Prompt => Could you give the data below again, exactly and completely?

━━━━━━━━━━━━━━━━━━━━

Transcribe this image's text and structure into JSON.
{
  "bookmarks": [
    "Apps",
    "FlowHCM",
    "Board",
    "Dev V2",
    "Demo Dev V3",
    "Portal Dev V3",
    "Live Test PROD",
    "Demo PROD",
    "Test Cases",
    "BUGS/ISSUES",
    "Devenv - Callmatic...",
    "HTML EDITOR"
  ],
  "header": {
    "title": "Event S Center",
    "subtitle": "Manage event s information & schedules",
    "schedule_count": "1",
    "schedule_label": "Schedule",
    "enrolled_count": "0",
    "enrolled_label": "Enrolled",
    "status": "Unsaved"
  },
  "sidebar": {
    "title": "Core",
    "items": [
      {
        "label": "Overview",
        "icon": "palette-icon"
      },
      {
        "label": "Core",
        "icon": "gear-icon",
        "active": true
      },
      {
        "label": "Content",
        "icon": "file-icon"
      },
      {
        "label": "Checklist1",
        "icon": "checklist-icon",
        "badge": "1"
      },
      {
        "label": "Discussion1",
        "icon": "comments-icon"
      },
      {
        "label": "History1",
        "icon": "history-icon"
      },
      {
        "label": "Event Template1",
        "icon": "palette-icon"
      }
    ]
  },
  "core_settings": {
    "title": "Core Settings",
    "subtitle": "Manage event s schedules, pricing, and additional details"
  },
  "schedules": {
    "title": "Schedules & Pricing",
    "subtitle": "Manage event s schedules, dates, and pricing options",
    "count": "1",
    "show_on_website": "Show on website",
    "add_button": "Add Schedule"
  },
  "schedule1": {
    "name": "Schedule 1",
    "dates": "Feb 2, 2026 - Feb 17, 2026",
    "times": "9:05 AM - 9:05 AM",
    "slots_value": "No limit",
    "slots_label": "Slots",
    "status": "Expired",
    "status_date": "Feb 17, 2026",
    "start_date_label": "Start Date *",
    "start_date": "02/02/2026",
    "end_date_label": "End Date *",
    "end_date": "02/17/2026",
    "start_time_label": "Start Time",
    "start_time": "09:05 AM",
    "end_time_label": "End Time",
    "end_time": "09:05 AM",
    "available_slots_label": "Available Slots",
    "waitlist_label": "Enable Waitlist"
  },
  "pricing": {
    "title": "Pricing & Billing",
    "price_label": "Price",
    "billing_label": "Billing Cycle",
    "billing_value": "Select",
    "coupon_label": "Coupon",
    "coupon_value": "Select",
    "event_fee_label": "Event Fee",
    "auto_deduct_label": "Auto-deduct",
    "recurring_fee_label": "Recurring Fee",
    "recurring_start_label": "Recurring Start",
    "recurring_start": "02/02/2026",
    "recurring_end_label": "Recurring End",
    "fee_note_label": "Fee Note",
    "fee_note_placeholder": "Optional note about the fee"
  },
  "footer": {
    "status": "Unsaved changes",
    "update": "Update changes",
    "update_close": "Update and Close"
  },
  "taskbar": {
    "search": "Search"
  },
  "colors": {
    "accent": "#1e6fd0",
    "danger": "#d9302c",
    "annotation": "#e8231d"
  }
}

━━━━━━━━━━━━━━━━━━━━

Solution to this exercise =>
Transcribe this image's text and structure into JSON.
{
  "bookmarks": [
    "Apps",
    "FlowHCM",
    "Board",
    "Dev V2",
    "Demo Dev V3",
    "Portal Dev V3",
    "Live Test PROD",
    "Demo PROD",
    "Test Cases",
    "BUGS/ISSUES",
    "Devenv - Callmatic...",
    "HTML EDITOR"
  ],
  "header": {
    "title": "Event S Center",
    "subtitle": "Manage event s information & schedules",
    "schedule_count": "1",
    "schedule_label": "Schedule",
    "enrolled_count": "0",
    "enrolled_label": "Enrolled",
    "status": "Unsaved"
  },
  "sidebar": {
    "title": "Core",
    "items": [
      {
        "label": "Overview",
        "icon": "palette-icon"
      },
      {
        "label": "Core",
        "icon": "gear-icon",
        "active": true
      },
      {
        "label": "Content",
        "icon": "file-icon"
      },
      {
        "label": "Checklist1",
        "icon": "checklist-icon",
        "badge": "1"
      },
      {
        "label": "Discussion1",
        "icon": "comments-icon"
      },
      {
        "label": "History1",
        "icon": "history-icon"
      },
      {
        "label": "Event Template1",
        "icon": "palette-icon"
      }
    ]
  },
  "core_settings": {
    "title": "Core Settings",
    "subtitle": "Manage event s schedules, pricing, and additional details"
  },
  "schedules": {
    "title": "Schedules & Pricing",
    "subtitle": "Manage event s schedules, dates, and pricing options",
    "count": "1",
    "show_on_website": "Show on website",
    "add_button": "Add Schedule"
  },
  "schedule1": {
    "name": "Schedule 1",
    "dates": "Feb 2, 2026 - Feb 17, 2026",
    "times": "9:05 AM - 9:05 AM",
    "slots_value": "No limit",
    "slots_label": "Slots",
    "status": "Expired",
    "status_date": "Feb 17, 2026",
    "start_date_label": "Start Date *",
    "start_date": "02/02/2026",
    "end_date_label": "End Date *",
    "end_date": "02/17/2026",
    "start_time_label": "Start Time",
    "start_time": "09:05 AM",
    "end_time_label": "End Time",
    "end_time": "09:05 AM",
    "available_slots_label": "Available Slots",
    "waitlist_label": "Enable Waitlist"
  },
  "pricing": {
    "title": "Pricing & Billing",
    "price_label": "Price",
    "billing_label": "Billing Cycle",
    "billing_value": "Select",
    "coupon_label": "Coupon",
    "coupon_value": "Select",
    "event_fee_label": "Event Fee",
    "auto_deduct_label": "Auto-deduct",
    "recurring_fee_label": "Recurring Fee",
    "recurring_start_label": "Recurring Start",
    "recurring_start": "02/02/2026",
    "recurring_end_label": "Recurring End",
    "fee_note_label": "Fee Note",
    "fee_note_placeholder": "Optional note about the fee"
  },
  "footer": {
    "status": "Unsaved changes",
    "update": "Update changes",
    "update_close": "Update and Close"
  },
  "taskbar": {
    "search": "Search"
  },
  "colors": {
    "accent": "#1e6fd0",
    "danger": "#d9302c",
    "annotation": "#e8231d"
  }
}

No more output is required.